▶ _RECORDS FOR THE EXERCISE_
•••

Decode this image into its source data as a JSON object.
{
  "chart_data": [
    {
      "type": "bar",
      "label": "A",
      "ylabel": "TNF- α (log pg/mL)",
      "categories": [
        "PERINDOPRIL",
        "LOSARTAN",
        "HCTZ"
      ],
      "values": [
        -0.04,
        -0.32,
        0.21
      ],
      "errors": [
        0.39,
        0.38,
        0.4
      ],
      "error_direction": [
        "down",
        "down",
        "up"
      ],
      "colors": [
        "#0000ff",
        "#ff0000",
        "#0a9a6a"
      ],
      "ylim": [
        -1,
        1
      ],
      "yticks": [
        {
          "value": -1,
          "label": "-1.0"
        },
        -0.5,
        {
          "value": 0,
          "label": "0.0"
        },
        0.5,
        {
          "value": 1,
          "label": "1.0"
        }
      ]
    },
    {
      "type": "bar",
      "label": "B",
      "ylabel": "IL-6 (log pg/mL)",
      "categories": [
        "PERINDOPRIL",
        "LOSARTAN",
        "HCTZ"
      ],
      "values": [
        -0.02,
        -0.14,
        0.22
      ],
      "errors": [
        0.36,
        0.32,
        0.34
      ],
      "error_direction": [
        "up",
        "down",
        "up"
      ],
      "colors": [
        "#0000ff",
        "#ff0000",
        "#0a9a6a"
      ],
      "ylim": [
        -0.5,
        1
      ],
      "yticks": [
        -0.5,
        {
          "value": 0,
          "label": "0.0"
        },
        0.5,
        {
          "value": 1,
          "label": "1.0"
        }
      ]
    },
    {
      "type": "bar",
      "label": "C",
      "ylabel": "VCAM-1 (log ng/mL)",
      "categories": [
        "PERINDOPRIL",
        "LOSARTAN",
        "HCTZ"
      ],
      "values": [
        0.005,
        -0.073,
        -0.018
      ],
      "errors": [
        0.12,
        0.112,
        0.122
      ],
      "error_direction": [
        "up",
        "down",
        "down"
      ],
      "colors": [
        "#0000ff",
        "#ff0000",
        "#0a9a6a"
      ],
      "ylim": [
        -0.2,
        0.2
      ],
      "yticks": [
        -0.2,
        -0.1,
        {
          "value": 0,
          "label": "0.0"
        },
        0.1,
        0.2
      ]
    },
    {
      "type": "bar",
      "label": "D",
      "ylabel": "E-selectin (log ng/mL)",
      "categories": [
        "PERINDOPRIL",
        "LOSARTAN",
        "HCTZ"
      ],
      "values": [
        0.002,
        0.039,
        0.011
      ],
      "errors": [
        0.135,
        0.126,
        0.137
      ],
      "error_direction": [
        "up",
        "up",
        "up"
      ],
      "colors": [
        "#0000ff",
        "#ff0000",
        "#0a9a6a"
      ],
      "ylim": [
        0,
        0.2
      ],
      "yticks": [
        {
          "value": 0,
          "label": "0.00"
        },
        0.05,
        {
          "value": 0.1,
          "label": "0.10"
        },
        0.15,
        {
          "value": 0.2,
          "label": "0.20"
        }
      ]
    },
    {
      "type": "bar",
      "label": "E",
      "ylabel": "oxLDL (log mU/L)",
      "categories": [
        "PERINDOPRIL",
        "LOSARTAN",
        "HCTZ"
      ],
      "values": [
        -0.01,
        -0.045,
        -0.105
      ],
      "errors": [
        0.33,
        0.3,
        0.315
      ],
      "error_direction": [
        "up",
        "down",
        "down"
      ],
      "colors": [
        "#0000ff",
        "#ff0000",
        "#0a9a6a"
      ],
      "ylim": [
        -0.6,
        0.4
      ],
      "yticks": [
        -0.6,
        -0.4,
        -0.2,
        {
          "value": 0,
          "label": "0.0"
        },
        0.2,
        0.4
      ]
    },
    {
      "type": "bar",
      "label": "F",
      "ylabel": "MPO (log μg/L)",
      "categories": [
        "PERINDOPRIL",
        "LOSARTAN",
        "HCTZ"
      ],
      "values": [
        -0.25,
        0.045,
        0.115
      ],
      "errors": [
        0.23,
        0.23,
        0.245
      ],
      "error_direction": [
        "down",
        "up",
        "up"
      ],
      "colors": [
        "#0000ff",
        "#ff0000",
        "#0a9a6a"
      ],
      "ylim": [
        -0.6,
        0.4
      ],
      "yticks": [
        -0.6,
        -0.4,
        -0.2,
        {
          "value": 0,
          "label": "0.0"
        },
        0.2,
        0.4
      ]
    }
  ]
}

•••

▶ _JOB_
Using the listing above, reproduce each line without omission.

▶ _WRITTEN RESPONSE_
Decode this image into its source data as a JSON object.
{
  "chart_data": [
    {
      "type": "bar",
      "label": "A",
      "ylabel": "TNF- α (log pg/mL)",
      "categories": [
        "PERINDOPRIL",
        "LOSARTAN",
        "HCTZ"
      ],
      "values": [
        -0.04,
        -0.32,
        0.21
      ],
      "errors": [
        0.39,
        0.38,
        0.4
      ],
      "error_direction": [
        "down",
        "down",
        "up"
      ],
      "colors": [
        "#0000ff",
        "#ff0000",
        "#0a9a6a"
      ],
      "ylim": [
        -1,
        1
      ],
      "yticks": [
        {
          "value": -1,
          "label": "-1.0"
        },
        -0.5,
        {
          "value": 0,
          "label": "0.0"
        },
        0.5,
        {
          "value": 1,
          "label": "1.0"
        }
      ]
    },
    {
      "type": "bar",
      "label": "B",
      "ylabel": "IL-6 (log pg/mL)",
      "categories": [
        "PERINDOPRIL",
        "LOSARTAN",
        "HCTZ"
      ],
      "values": [
        -0.02,
        -0.14,
        0.22
      ],
      "errors": [
        0.36,
        0.32,
        0.34
      ],
      "error_direction": [
        "up",
        "down",
        "up"
      ],
      "colors": [
        "#0000ff",
        "#ff0000",
        "#0a9a6a"
      ],
      "ylim": [
        -0.5,
        1
      ],
      "yticks": [
        -0.5,
        {
          "value": 0,
          "label": "0.0"
        },
        0.5,
        {
          "value": 1,
          "label": "1.0"
        }
      ]
    },
    {
      "type": "bar",
      "label": "C",
      "ylabel": "VCAM-1 (log ng/mL)",
      "categories": [
        "PERINDOPRIL",
        "LOSARTAN",
        "HCTZ"
      ],
      "values": [
        0.005,
        -0.073,
        -0.018
      ],
      "errors": [
        0.12,
        0.112,
        0.122
      ],
      "error_direction": [
        "up",
        "down",
        "down"
      ],
      "colors": [
        "#0000ff",
        "#ff0000",
        "#0a9a6a"
      ],
      "ylim": [
        -0.2,
        0.2
      ],
      "yticks": [
        -0.2,
        -0.1,
        {
          "value": 0,
          "label": "0.0"
        },
        0.1,
        0.2
      ]
    },
    {
      "type": "bar",
      "label": "D",
      "ylabel": "E-selectin (log ng/mL)",
      "categories": [
        "PERINDOPRIL",
        "LOSARTAN",
        "HCTZ"
      ],
      "values": [
        0.002,
        0.039,
        0.011
      ],
      "errors": [
        0.135,
        0.126,
        0.137
      ],
      "error_direction": [
        "up",
        "up",
        "up"
      ],
      "colors": [
        "#0000ff",
        "#ff0000",
        "#0a9a6a"
      ],
      "ylim": [
        0,
        0.2
      ],
      "yticks": [
        {
          "value": 0,
          "label": "0.00"
        },
        0.05,
        {
          "value": 0.1,
          "label": "0.10"
        },
        0.15,
        {
          "value": 0.2,
          "label": "0.20"
        }
      ]
    },
    {
      "type": "bar",
      "label": "E",
      "ylabel": "oxLDL (log mU/L)",
      "categories": [
        "PERINDOPRIL",
        "LOSARTAN",
        "HCTZ"
      ],
      "values": [
        -0.01,
        -0.045,
        -0.105
      ],
      "errors": [
        0.33,
        0.3,
        0.315
      ],
      "error_direction": [
        "up",
        "down",
        "down"
      ],
      "colors": [
        "#0000ff",
        "#ff0000",
        "#0a9a6a"
      ],
      "ylim": [
        -0.6,
        0.4
      ],
      "yticks": [
        -0.6,
        -0.4,
        -0.2,
        {
          "value": 0,
          "label": "0.0"
        },
        0.2,
        0.4
      ]
    },
    {
      "type": "bar",
      "label": "F",
      "ylabel": "MPO (log μg/L)",
      "categories": [
        "PERINDOPRIL",
        "LOSARTAN",
        "HCTZ"
      ],
      "values": [
        -0.25,
        0.045,
        0.115
      ],
      "errors": [
        0.23,
        0.23,
        0.245
      ],
      "error_direction": [
        "down",
        "up",
        "up"
      ],
      "colors": [
        "#0000ff",
        "#ff0000",
        "#0a9a6a"
      ],
      "ylim": [
        -0.6,
        0.4
      ],
      "yticks": [
        -0.6,
        -0.4,
        -0.2,
        {
          "value": 0,
          "label": "0.0"
        },
        0.2,
        0.4
      ]
    }
  ]
}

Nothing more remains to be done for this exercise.